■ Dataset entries

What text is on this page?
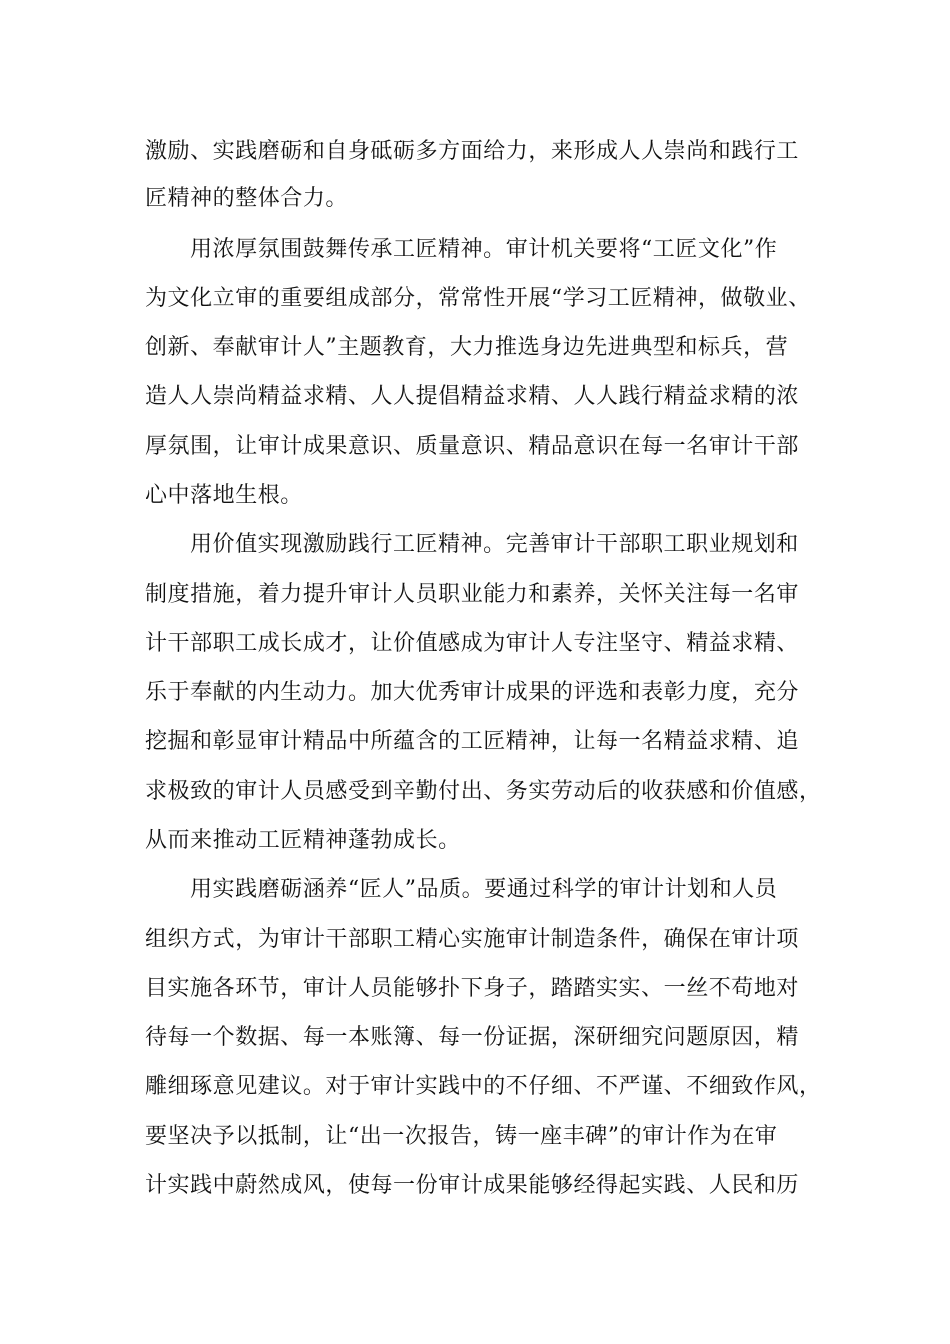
激励、实践磨砺和自身砥砺多方面给力，来形成人人崇尚和践行工
匠精神的整体合力。
用浓厚氛围鼓舞传承工匠精神。审计机关要将“工匠文化”作
为文化立审的重要组成部分，常常性开展“学习工匠精神，做敬业、
创新、奉献审计人”主题教育，大力推选身边先进典型和标兵，营
造人人崇尚精益求精、人人提倡精益求精、人人践行精益求精的浓
厚氛围，让审计成果意识、质量意识、精品意识在每一名审计干部
心中落地生根。
用价值实现激励践行工匠精神。完善审计干部职工职业规划和
制度措施，着力提升审计人员职业能力和素养，关怀关注每一名审
计干部职工成长成才，让价值感成为审计人专注坚守、精益求精、
乐于奉献的内生动力。加大优秀审计成果的评选和表彰力度，充分
挖掘和彰显审计精品中所蕴含的工匠精神，让每一名精益求精、追
求极致的审计人员感受到辛勤付出、务实劳动后的收获感和价值感，
从而来推动工匠精神蓬勃成长。
用实践磨砺涵养“匠人”品质。要通过科学的审计计划和人员
组织方式，为审计干部职工精心实施审计制造条件，确保在审计项
目实施各环节，审计人员能够扑下身子，踏踏实实、一丝不苟地对
待每一个数据、每一本账簿、每一份证据，深研细究问题原因，精
雕细琢意见建议。对于审计实践中的不仔细、不严谨、不细致作风，
要坚决予以抵制，让“出一次报告，铸一座丰碑”的审计作为在审
计实践中蔚然成风，使每一份审计成果能够经得起实践、人民和历
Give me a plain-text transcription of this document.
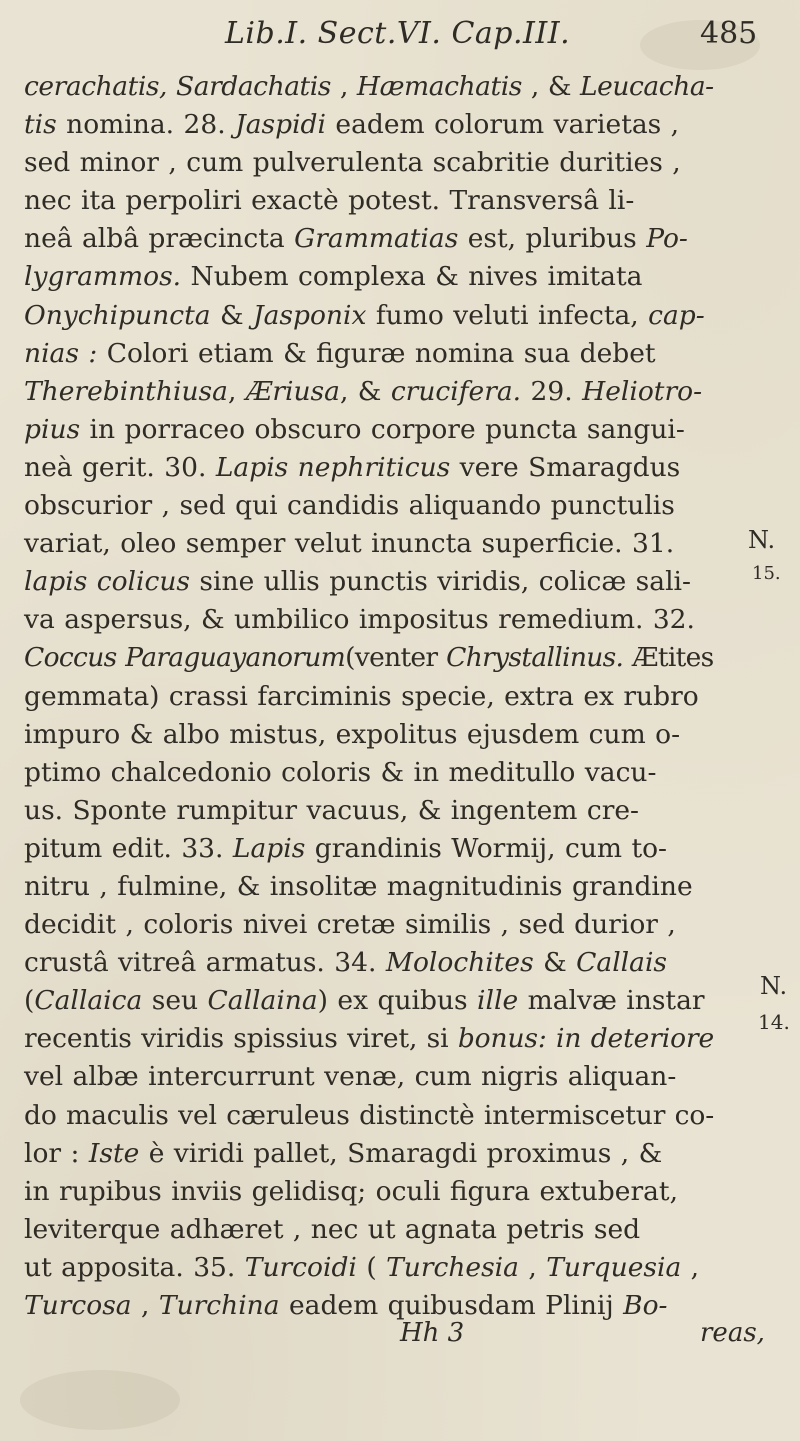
Lib.I. Sect.VI. Cap.III.	485
cerachatis, Sardachatis , Hæmachatis , & Leucacha-
tis nomina. 28. Jaspidi eadem colorum varietas ,
sed minor , cum pulverulenta scabritie durities ,
nec ita perpoliri exactè potest. Transversâ li-
neâ albâ præcincta Grammatias est, pluribus Po-
lygrammos. Nubem complexa & nives imitata
Onychipuncta & Jasponix fumo veluti infecta, cap-
nias : Colori etiam & figuræ nomina sua debet
Therebinthiusa, Æriusa, & crucifera. 29. Heliotro-
pius in porraceo obscuro corpore puncta sangui-
neà gerit. 30. Lapis nephriticus vere Smaragdus
obscurior , sed qui candidis aliquando punctulis
variat, oleo semper velut inuncta superficie. 31.
lapis colicus sine ullis punctis viridis, colicæ sali-
va aspersus, & umbilico impositus remedium. 32.
Coccus Paraguayanorum(venter Chrystallinus. Ætites
gemmata) crassi farciminis specie, extra ex rubro
impuro & albo mistus, expolitus ejusdem cum o-
ptimo chalcedonio coloris & in meditullo vacu-
us. Sponte rumpitur vacuus, & ingentem cre-
pitum edit. 33. Lapis grandinis Wormij, cum to-
nitru , fulmine, & insolitæ magnitudinis grandine
decidit , coloris nivei cretæ similis , sed durior ,
crustâ vitreâ armatus. 34. Molochites & Callais
(Callaica seu Callaina) ex quibus ille malvæ instar
recentis viridis spissius viret, si bonus: in deteriore
vel albæ intercurrunt venæ, cum nigris aliquan-
do maculis vel cæruleus distinctè intermiscetur co-
lor : Iste è viridi pallet, Smaragdi proximus , &
in rupibus inviis gelidisq; oculi figura extuberat,
leviterque adhæret , nec ut agnata petris sed
ut apposita. 35. Turcoidi ( Turchesia , Turquesia ,
Turcosa , Turchina eadem quibusdam Plinij Bo-
N.
15.
N.
14.
Hh 3	reas,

■ What the exercise asks
Reproduce the listing above exactly, excluding all pictures.

■ Solution for this task
What text is on this page?
激励、实践磨砺和自身砥砺多方面给力，来形成人人崇尚和践行工
匠精神的整体合力。
用浓厚氛围鼓舞传承工匠精神。审计机关要将“工匠文化”作
为文化立审的重要组成部分，常常性开展“学习工匠精神，做敬业、
创新、奉献审计人”主题教育，大力推选身边先进典型和标兵，营
造人人崇尚精益求精、人人提倡精益求精、人人践行精益求精的浓
厚氛围，让审计成果意识、质量意识、精品意识在每一名审计干部
心中落地生根。
用价值实现激励践行工匠精神。完善审计干部职工职业规划和
制度措施，着力提升审计人员职业能力和素养，关怀关注每一名审
计干部职工成长成才，让价值感成为审计人专注坚守、精益求精、
乐于奉献的内生动力。加大优秀审计成果的评选和表彰力度，充分
挖掘和彰显审计精品中所蕴含的工匠精神，让每一名精益求精、追
求极致的审计人员感受到辛勤付出、务实劳动后的收获感和价值感，
从而来推动工匠精神蓬勃成长。
用实践磨砺涵养“匠人”品质。要通过科学的审计计划和人员
组织方式，为审计干部职工精心实施审计制造条件，确保在审计项
目实施各环节，审计人员能够扑下身子，踏踏实实、一丝不苟地对
待每一个数据、每一本账簿、每一份证据，深研细究问题原因，精
雕细琢意见建议。对于审计实践中的不仔细、不严谨、不细致作风，
要坚决予以抵制，让“出一次报告，铸一座丰碑”的审计作为在审
计实践中蔚然成风，使每一份审计成果能够经得起实践、人民和历
Give me a plain-text transcription of this document.
Lib.I. Sect.VI. Cap.III.	485
cerachatis, Sardachatis , Hæmachatis , & Leucacha-
tis nomina. 28. Jaspidi eadem colorum varietas ,
sed minor , cum pulverulenta scabritie durities ,
nec ita perpoliri exactè potest. Transversâ li-
neâ albâ præcincta Grammatias est, pluribus Po-
lygrammos. Nubem complexa & nives imitata
Onychipuncta & Jasponix fumo veluti infecta, cap-
nias : Colori etiam & figuræ nomina sua debet
Therebinthiusa, Æriusa, & crucifera. 29. Heliotro-
pius in porraceo obscuro corpore puncta sangui-
neà gerit. 30. Lapis nephriticus vere Smaragdus
obscurior , sed qui candidis aliquando punctulis
variat, oleo semper velut inuncta superficie. 31.
lapis colicus sine ullis punctis viridis, colicæ sali-
va aspersus, & umbilico impositus remedium. 32.
Coccus Paraguayanorum(venter Chrystallinus. Ætites
gemmata) crassi farciminis specie, extra ex rubro
impuro & albo mistus, expolitus ejusdem cum o-
ptimo chalcedonio coloris & in meditullo vacu-
us. Sponte rumpitur vacuus, & ingentem cre-
pitum edit. 33. Lapis grandinis Wormij, cum to-
nitru , fulmine, & insolitæ magnitudinis grandine
decidit , coloris nivei cretæ similis , sed durior ,
crustâ vitreâ armatus. 34. Molochites & Callais
(Callaica seu Callaina) ex quibus ille malvæ instar
recentis viridis spissius viret, si bonus: in deteriore
vel albæ intercurrunt venæ, cum nigris aliquan-
do maculis vel cæruleus distinctè intermiscetur co-
lor : Iste è viridi pallet, Smaragdi proximus , &
in rupibus inviis gelidisq; oculi figura extuberat,
leviterque adhæret , nec ut agnata petris sed
ut apposita. 35. Turcoidi ( Turchesia , Turquesia ,
Turcosa , Turchina eadem quibusdam Plinij Bo-
N.
15.
N.
14.
Hh 3	reas,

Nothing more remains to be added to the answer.